• [Goal]
Restate all of the entries exactly, dropping any pictures they hold.

• [Data rows]

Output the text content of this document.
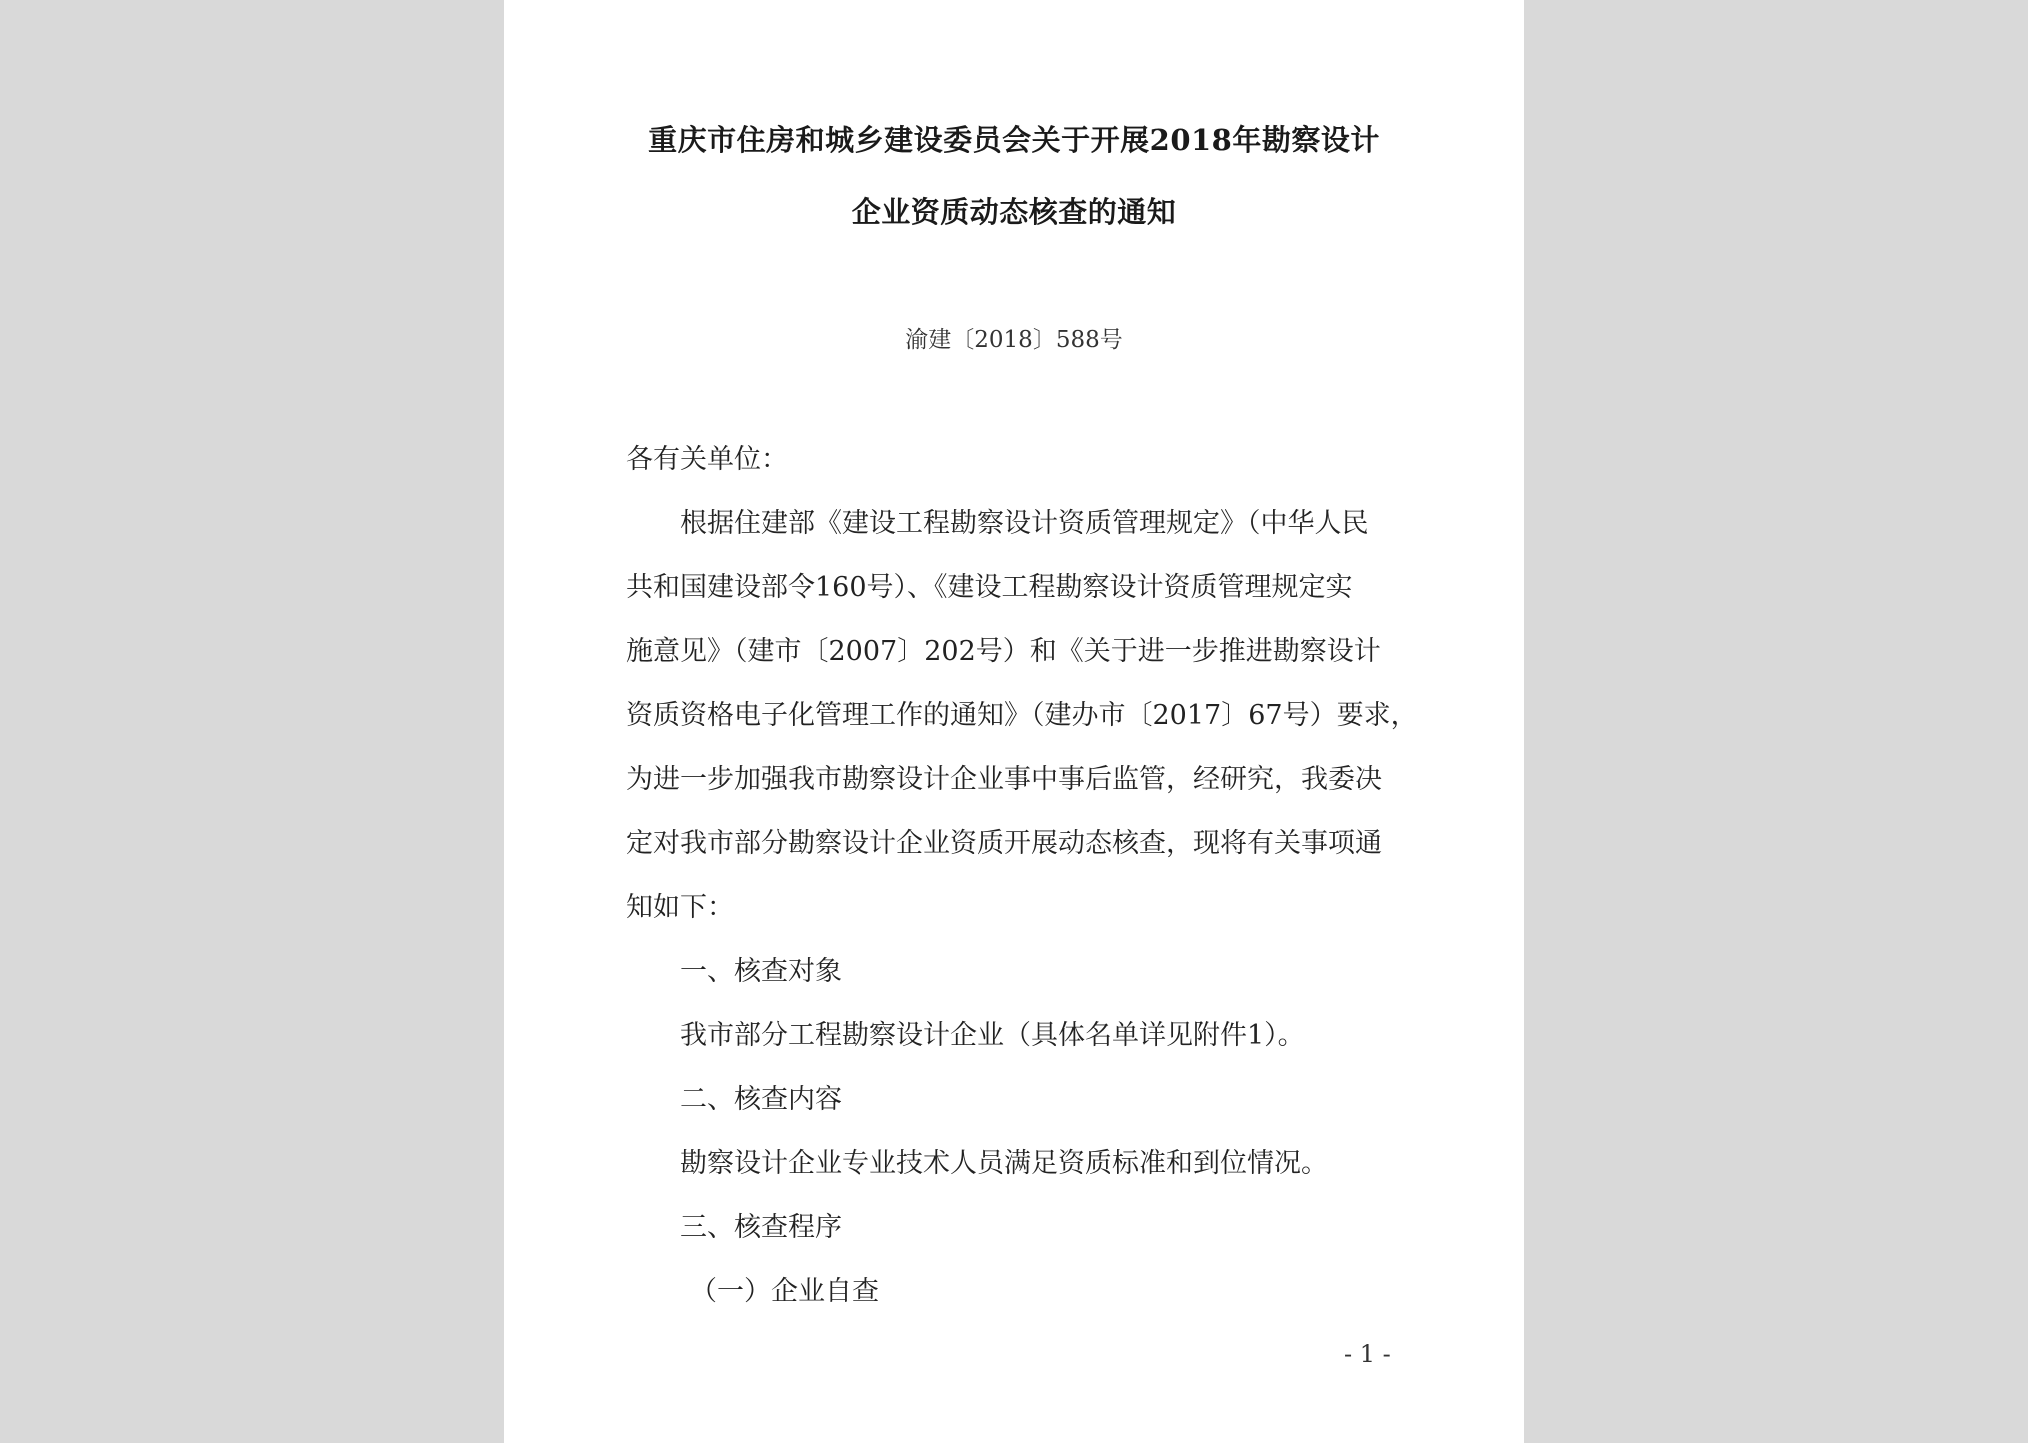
重庆市住房和城乡建设委员会关于开展2018年勘察设计
企业资质动态核查的通知
渝建〔2018〕588号
各有关单位：
根据住建部《建设工程勘察设计资质管理规定》（中华人民
共和国建设部令160号）、《建设工程勘察设计资质管理规定实
施意见》（建市〔2007〕202号）和《关于进一步推进勘察设计
资质资格电子化管理工作的通知》（建办市〔2017〕67号）要求，
为进一步加强我市勘察设计企业事中事后监管，经研究，我委决
定对我市部分勘察设计企业资质开展动态核查，现将有关事项通
知如下：
一、核查对象
我市部分工程勘察设计企业（具体名单详见附件1）。
二、核查内容
勘察设计企业专业技术人员满足资质标准和到位情况。
三、核查程序
（一）企业自查
- 1 -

• [Complete response]
Output the text content of this document.
重庆市住房和城乡建设委员会关于开展2018年勘察设计
企业资质动态核查的通知
渝建〔2018〕588号
各有关单位：
根据住建部《建设工程勘察设计资质管理规定》（中华人民
共和国建设部令160号）、《建设工程勘察设计资质管理规定实
施意见》（建市〔2007〕202号）和《关于进一步推进勘察设计
资质资格电子化管理工作的通知》（建办市〔2017〕67号）要求，
为进一步加强我市勘察设计企业事中事后监管，经研究，我委决
定对我市部分勘察设计企业资质开展动态核查，现将有关事项通
知如下：
一、核查对象
我市部分工程勘察设计企业（具体名单详见附件1）。
二、核查内容
勘察设计企业专业技术人员满足资质标准和到位情况。
三、核查程序
（一）企业自查
- 1 -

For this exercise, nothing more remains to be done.